→ **Set task**: Find the lines in these entries that include the word "Hold" and state how many there are, with no other words.

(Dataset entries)
____

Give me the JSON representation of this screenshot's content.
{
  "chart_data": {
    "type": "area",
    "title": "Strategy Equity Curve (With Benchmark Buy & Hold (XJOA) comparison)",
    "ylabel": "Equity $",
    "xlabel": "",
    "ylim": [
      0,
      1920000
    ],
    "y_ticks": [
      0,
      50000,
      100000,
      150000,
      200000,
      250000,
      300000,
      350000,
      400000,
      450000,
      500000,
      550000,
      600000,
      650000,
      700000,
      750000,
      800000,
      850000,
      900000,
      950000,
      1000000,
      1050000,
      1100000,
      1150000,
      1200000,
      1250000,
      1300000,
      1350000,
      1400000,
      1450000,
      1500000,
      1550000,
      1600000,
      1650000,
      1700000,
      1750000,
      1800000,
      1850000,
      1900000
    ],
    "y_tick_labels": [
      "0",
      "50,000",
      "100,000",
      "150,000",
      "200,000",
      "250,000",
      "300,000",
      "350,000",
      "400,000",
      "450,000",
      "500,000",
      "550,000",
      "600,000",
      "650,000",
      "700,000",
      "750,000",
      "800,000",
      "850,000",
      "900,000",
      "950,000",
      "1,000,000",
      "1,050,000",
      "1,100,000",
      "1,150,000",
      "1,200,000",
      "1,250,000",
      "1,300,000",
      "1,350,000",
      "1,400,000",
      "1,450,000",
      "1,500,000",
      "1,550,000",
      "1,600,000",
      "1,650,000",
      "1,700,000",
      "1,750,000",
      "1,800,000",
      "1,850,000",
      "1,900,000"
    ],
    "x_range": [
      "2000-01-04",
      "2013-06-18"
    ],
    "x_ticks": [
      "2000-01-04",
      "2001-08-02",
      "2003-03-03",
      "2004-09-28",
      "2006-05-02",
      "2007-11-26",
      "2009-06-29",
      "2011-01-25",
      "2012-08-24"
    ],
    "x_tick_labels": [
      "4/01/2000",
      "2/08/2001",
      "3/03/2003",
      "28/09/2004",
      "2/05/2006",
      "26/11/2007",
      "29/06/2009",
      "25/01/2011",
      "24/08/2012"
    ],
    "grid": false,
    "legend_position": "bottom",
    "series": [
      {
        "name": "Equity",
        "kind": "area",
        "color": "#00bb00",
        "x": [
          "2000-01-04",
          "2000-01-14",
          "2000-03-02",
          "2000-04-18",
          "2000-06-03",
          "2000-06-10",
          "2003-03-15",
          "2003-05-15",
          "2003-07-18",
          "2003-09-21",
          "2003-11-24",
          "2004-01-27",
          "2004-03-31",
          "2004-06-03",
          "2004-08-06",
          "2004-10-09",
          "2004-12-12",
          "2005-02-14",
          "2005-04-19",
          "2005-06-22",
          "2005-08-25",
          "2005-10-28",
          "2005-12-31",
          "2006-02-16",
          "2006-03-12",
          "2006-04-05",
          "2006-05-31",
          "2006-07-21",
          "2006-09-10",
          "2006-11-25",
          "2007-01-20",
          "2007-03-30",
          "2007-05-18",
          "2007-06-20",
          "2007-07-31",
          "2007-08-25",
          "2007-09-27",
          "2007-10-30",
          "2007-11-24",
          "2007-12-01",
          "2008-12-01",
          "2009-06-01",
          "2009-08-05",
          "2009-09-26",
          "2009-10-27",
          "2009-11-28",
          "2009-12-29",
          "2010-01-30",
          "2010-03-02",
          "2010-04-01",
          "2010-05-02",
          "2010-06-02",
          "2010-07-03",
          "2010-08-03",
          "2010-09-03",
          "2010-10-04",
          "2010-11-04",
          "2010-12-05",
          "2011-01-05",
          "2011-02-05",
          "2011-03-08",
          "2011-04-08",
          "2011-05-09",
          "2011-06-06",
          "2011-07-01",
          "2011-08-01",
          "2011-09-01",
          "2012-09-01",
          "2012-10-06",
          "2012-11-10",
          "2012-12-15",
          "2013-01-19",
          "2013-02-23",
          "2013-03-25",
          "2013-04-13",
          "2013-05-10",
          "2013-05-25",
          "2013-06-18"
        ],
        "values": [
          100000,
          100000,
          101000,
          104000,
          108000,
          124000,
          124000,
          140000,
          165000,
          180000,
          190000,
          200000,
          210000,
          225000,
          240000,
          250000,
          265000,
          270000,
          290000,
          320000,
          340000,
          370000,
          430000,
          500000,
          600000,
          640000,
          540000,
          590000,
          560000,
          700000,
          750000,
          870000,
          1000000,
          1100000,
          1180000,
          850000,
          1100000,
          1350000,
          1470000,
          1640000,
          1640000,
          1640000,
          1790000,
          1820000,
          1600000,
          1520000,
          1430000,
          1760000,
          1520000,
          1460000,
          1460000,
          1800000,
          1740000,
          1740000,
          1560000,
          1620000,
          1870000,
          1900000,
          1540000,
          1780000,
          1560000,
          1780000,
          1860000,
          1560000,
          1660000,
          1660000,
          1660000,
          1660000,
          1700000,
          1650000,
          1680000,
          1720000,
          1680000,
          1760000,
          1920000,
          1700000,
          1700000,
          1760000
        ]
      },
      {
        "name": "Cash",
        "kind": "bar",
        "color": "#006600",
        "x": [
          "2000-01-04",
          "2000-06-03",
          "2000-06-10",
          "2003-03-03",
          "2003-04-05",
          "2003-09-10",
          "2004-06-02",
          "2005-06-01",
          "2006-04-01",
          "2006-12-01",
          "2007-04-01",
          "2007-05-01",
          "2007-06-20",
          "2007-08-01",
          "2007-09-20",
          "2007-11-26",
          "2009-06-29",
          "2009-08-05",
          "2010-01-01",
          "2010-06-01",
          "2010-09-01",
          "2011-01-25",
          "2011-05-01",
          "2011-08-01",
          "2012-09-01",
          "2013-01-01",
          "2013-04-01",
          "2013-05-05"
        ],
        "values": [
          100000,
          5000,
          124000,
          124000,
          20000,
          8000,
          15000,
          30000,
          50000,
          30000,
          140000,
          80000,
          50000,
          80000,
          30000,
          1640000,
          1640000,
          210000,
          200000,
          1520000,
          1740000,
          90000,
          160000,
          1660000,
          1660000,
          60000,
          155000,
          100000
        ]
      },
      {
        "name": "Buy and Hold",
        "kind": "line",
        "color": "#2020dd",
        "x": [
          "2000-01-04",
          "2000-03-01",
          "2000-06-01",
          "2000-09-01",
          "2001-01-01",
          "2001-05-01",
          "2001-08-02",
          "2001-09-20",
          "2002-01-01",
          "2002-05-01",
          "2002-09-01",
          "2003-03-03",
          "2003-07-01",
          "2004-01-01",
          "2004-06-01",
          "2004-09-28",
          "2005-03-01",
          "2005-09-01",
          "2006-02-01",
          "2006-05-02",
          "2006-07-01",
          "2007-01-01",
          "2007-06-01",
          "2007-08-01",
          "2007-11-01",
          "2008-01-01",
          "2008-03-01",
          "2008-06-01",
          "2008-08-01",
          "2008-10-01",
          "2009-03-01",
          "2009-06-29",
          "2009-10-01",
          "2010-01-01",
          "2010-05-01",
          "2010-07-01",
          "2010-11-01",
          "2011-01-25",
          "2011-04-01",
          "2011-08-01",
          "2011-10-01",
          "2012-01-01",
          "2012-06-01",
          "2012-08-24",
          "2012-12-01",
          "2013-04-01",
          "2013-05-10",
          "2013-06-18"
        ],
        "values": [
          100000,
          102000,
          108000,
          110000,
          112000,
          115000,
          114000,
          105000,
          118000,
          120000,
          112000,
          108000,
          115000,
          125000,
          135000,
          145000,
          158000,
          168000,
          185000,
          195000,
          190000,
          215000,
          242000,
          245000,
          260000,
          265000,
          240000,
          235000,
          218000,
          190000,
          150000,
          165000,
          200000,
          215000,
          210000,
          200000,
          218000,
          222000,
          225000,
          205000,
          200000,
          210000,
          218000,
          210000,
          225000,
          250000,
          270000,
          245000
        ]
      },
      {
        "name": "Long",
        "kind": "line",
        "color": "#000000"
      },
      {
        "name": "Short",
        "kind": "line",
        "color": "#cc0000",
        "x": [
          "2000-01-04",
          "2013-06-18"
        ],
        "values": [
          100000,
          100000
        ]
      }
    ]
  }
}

____

→ **Full response**: 2